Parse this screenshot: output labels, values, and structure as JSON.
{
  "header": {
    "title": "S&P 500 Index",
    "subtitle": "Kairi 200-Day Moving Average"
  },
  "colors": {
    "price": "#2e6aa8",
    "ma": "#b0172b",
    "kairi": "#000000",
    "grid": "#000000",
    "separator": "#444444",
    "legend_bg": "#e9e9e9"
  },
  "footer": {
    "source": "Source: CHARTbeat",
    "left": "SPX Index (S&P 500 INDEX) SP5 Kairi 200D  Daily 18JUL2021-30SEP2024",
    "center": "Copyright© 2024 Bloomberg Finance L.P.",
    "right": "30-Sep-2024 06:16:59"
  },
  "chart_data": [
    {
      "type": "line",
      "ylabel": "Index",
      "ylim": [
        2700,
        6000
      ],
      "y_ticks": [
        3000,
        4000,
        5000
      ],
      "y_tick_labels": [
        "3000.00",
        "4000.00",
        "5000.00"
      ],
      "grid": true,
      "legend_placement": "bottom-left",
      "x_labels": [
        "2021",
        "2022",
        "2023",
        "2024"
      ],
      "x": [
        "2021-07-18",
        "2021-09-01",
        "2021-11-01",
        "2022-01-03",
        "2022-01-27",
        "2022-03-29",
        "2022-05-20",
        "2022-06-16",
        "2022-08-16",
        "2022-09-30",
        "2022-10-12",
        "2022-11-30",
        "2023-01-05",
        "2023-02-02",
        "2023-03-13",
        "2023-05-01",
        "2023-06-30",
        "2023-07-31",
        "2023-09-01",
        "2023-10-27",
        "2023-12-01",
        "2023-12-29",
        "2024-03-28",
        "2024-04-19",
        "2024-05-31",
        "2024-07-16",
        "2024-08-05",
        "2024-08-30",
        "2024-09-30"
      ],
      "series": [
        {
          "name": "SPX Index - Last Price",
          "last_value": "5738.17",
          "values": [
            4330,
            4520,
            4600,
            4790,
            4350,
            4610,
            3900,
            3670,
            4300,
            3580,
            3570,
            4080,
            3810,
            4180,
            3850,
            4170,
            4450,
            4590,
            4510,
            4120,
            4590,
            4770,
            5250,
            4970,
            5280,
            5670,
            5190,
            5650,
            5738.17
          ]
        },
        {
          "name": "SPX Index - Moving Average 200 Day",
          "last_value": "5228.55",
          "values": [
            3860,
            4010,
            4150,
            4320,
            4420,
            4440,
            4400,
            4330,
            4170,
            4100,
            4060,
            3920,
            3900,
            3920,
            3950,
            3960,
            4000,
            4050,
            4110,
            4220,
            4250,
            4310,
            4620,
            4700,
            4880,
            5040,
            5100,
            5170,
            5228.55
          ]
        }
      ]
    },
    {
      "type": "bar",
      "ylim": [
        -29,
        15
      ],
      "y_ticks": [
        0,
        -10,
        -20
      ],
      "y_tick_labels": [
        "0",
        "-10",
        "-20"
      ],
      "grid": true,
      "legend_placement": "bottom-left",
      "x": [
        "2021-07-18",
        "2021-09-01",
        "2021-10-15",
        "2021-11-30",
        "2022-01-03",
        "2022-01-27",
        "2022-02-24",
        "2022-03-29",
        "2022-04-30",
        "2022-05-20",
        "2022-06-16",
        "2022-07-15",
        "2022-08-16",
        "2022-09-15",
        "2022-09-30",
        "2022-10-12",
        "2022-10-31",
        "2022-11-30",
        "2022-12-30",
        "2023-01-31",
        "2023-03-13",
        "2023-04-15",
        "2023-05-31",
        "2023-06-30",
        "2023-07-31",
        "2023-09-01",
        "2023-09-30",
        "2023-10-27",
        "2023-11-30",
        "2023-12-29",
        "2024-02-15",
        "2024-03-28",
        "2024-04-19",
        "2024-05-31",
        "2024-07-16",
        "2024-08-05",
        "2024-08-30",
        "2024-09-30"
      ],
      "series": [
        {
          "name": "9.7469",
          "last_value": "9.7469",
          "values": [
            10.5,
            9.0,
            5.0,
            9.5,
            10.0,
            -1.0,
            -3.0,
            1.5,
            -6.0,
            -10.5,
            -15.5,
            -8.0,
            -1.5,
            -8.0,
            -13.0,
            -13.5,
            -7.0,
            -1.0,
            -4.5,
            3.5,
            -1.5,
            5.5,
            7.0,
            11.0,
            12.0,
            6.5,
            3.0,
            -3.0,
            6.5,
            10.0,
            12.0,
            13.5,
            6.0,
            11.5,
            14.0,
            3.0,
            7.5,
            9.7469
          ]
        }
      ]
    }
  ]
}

[Goal]
Could you quote the material above in full, exactly as it stands?

[Task response]
Parse this screenshot: output labels, values, and structure as JSON.
{
  "header": {
    "title": "S&P 500 Index",
    "subtitle": "Kairi 200-Day Moving Average"
  },
  "colors": {
    "price": "#2e6aa8",
    "ma": "#b0172b",
    "kairi": "#000000",
    "grid": "#000000",
    "separator": "#444444",
    "legend_bg": "#e9e9e9"
  },
  "footer": {
    "source": "Source: CHARTbeat",
    "left": "SPX Index (S&P 500 INDEX) SP5 Kairi 200D  Daily 18JUL2021-30SEP2024",
    "center": "Copyright© 2024 Bloomberg Finance L.P.",
    "right": "30-Sep-2024 06:16:59"
  },
  "chart_data": [
    {
      "type": "line",
      "ylabel": "Index",
      "ylim": [
        2700,
        6000
      ],
      "y_ticks": [
        3000,
        4000,
        5000
      ],
      "y_tick_labels": [
        "3000.00",
        "4000.00",
        "5000.00"
      ],
      "grid": true,
      "legend_placement": "bottom-left",
      "x_labels": [
        "2021",
        "2022",
        "2023",
        "2024"
      ],
      "x": [
        "2021-07-18",
        "2021-09-01",
        "2021-11-01",
        "2022-01-03",
        "2022-01-27",
        "2022-03-29",
        "2022-05-20",
        "2022-06-16",
        "2022-08-16",
        "2022-09-30",
        "2022-10-12",
        "2022-11-30",
        "2023-01-05",
        "2023-02-02",
        "2023-03-13",
        "2023-05-01",
        "2023-06-30",
        "2023-07-31",
        "2023-09-01",
        "2023-10-27",
        "2023-12-01",
        "2023-12-29",
        "2024-03-28",
        "2024-04-19",
        "2024-05-31",
        "2024-07-16",
        "2024-08-05",
        "2024-08-30",
        "2024-09-30"
      ],
      "series": [
        {
          "name": "SPX Index - Last Price",
          "last_value": "5738.17",
          "values": [
            4330,
            4520,
            4600,
            4790,
            4350,
            4610,
            3900,
            3670,
            4300,
            3580,
            3570,
            4080,
            3810,
            4180,
            3850,
            4170,
            4450,
            4590,
            4510,
            4120,
            4590,
            4770,
            5250,
            4970,
            5280,
            5670,
            5190,
            5650,
            5738.17
          ]
        },
        {
          "name": "SPX Index - Moving Average 200 Day",
          "last_value": "5228.55",
          "values": [
            3860,
            4010,
            4150,
            4320,
            4420,
            4440,
            4400,
            4330,
            4170,
            4100,
            4060,
            3920,
            3900,
            3920,
            3950,
            3960,
            4000,
            4050,
            4110,
            4220,
            4250,
            4310,
            4620,
            4700,
            4880,
            5040,
            5100,
            5170,
            5228.55
          ]
        }
      ]
    },
    {
      "type": "bar",
      "ylim": [
        -29,
        15
      ],
      "y_ticks": [
        0,
        -10,
        -20
      ],
      "y_tick_labels": [
        "0",
        "-10",
        "-20"
      ],
      "grid": true,
      "legend_placement": "bottom-left",
      "x": [
        "2021-07-18",
        "2021-09-01",
        "2021-10-15",
        "2021-11-30",
        "2022-01-03",
        "2022-01-27",
        "2022-02-24",
        "2022-03-29",
        "2022-04-30",
        "2022-05-20",
        "2022-06-16",
        "2022-07-15",
        "2022-08-16",
        "2022-09-15",
        "2022-09-30",
        "2022-10-12",
        "2022-10-31",
        "2022-11-30",
        "2022-12-30",
        "2023-01-31",
        "2023-03-13",
        "2023-04-15",
        "2023-05-31",
        "2023-06-30",
        "2023-07-31",
        "2023-09-01",
        "2023-09-30",
        "2023-10-27",
        "2023-11-30",
        "2023-12-29",
        "2024-02-15",
        "2024-03-28",
        "2024-04-19",
        "2024-05-31",
        "2024-07-16",
        "2024-08-05",
        "2024-08-30",
        "2024-09-30"
      ],
      "series": [
        {
          "name": "9.7469",
          "last_value": "9.7469",
          "values": [
            10.5,
            9.0,
            5.0,
            9.5,
            10.0,
            -1.0,
            -3.0,
            1.5,
            -6.0,
            -10.5,
            -15.5,
            -8.0,
            -1.5,
            -8.0,
            -13.0,
            -13.5,
            -7.0,
            -1.0,
            -4.5,
            3.5,
            -1.5,
            5.5,
            7.0,
            11.0,
            12.0,
            6.5,
            3.0,
            -3.0,
            6.5,
            10.0,
            12.0,
            13.5,
            6.0,
            11.5,
            14.0,
            3.0,
            7.5,
            9.7469
          ]
        }
      ]
    }
  ]
}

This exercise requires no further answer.